Every line from the one with "Transcribe this image's" through the end of the records below should be restated word for word, and nothing outside that span.

>>>

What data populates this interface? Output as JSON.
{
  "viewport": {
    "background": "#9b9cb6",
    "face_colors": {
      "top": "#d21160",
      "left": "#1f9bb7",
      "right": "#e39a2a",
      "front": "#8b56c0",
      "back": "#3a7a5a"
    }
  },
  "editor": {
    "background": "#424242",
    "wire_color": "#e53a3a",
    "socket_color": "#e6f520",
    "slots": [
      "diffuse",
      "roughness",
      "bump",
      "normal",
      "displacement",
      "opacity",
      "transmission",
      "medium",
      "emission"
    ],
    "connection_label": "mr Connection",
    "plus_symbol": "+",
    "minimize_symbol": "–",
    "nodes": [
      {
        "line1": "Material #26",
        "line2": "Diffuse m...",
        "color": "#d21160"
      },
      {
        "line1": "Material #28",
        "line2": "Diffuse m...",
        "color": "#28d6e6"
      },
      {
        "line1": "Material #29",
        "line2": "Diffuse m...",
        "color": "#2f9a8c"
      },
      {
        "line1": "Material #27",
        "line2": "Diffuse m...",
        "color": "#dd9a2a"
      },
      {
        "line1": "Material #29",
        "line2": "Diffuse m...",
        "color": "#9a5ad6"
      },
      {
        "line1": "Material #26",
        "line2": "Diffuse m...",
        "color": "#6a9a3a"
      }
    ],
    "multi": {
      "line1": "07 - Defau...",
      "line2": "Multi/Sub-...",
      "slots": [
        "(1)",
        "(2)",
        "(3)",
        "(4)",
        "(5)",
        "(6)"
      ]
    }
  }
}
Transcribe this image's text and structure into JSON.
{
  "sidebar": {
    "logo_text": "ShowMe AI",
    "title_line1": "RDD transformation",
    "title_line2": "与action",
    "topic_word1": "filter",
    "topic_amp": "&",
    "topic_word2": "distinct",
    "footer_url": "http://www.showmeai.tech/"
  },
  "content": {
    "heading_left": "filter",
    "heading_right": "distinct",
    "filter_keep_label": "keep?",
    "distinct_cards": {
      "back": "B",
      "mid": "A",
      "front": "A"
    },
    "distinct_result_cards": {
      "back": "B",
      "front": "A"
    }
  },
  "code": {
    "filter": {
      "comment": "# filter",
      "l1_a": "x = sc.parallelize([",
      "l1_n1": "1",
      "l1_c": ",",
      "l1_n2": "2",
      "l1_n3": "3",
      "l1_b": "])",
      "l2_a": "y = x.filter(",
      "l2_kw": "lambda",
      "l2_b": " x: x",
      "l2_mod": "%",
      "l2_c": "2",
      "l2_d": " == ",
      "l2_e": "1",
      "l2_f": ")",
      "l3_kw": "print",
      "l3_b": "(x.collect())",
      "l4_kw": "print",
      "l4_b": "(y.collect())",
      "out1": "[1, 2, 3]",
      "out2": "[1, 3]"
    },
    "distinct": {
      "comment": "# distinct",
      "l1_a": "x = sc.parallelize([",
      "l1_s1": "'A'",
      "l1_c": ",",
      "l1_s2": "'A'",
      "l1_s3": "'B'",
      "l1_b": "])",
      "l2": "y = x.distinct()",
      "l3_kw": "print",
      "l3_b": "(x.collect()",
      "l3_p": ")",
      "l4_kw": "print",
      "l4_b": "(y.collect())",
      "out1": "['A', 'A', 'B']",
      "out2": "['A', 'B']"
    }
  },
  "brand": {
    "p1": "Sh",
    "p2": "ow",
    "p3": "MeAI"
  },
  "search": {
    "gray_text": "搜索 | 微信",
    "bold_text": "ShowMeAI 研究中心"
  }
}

<<<

Response:
Transcribe this image's text and structure into JSON.
{
  "sidebar": {
    "logo_text": "ShowMe AI",
    "title_line1": "RDD transformation",
    "title_line2": "与action",
    "topic_word1": "filter",
    "topic_amp": "&",
    "topic_word2": "distinct",
    "footer_url": "http://www.showmeai.tech/"
  },
  "content": {
    "heading_left": "filter",
    "heading_right": "distinct",
    "filter_keep_label": "keep?",
    "distinct_cards": {
      "back": "B",
      "mid": "A",
      "front": "A"
    },
    "distinct_result_cards": {
      "back": "B",
      "front": "A"
    }
  },
  "code": {
    "filter": {
      "comment": "# filter",
      "l1_a": "x = sc.parallelize([",
      "l1_n1": "1",
      "l1_c": ",",
      "l1_n2": "2",
      "l1_n3": "3",
      "l1_b": "])",
      "l2_a": "y = x.filter(",
      "l2_kw": "lambda",
      "l2_b": " x: x",
      "l2_mod": "%",
      "l2_c": "2",
      "l2_d": " == ",
      "l2_e": "1",
      "l2_f": ")",
      "l3_kw": "print",
      "l3_b": "(x.collect())",
      "l4_kw": "print",
      "l4_b": "(y.collect())",
      "out1": "[1, 2, 3]",
      "out2": "[1, 3]"
    },
    "distinct": {
      "comment": "# distinct",
      "l1_a": "x = sc.parallelize([",
      "l1_s1": "'A'",
      "l1_c": ",",
      "l1_s2": "'A'",
      "l1_s3": "'B'",
      "l1_b": "])",
      "l2": "y = x.distinct()",
      "l3_kw": "print",
      "l3_b": "(x.collect()",
      "l3_p": ")",
      "l4_kw": "print",
      "l4_b": "(y.collect())",
      "out1": "['A', 'A', 'B']",
      "out2": "['A', 'B']"
    }
  },
  "brand": {
    "p1": "Sh",
    "p2": "ow",
    "p3": "MeAI"
  },
  "search": {
    "gray_text": "搜索 | 微信",
    "bold_text": "ShowMeAI 研究中心"
  }
}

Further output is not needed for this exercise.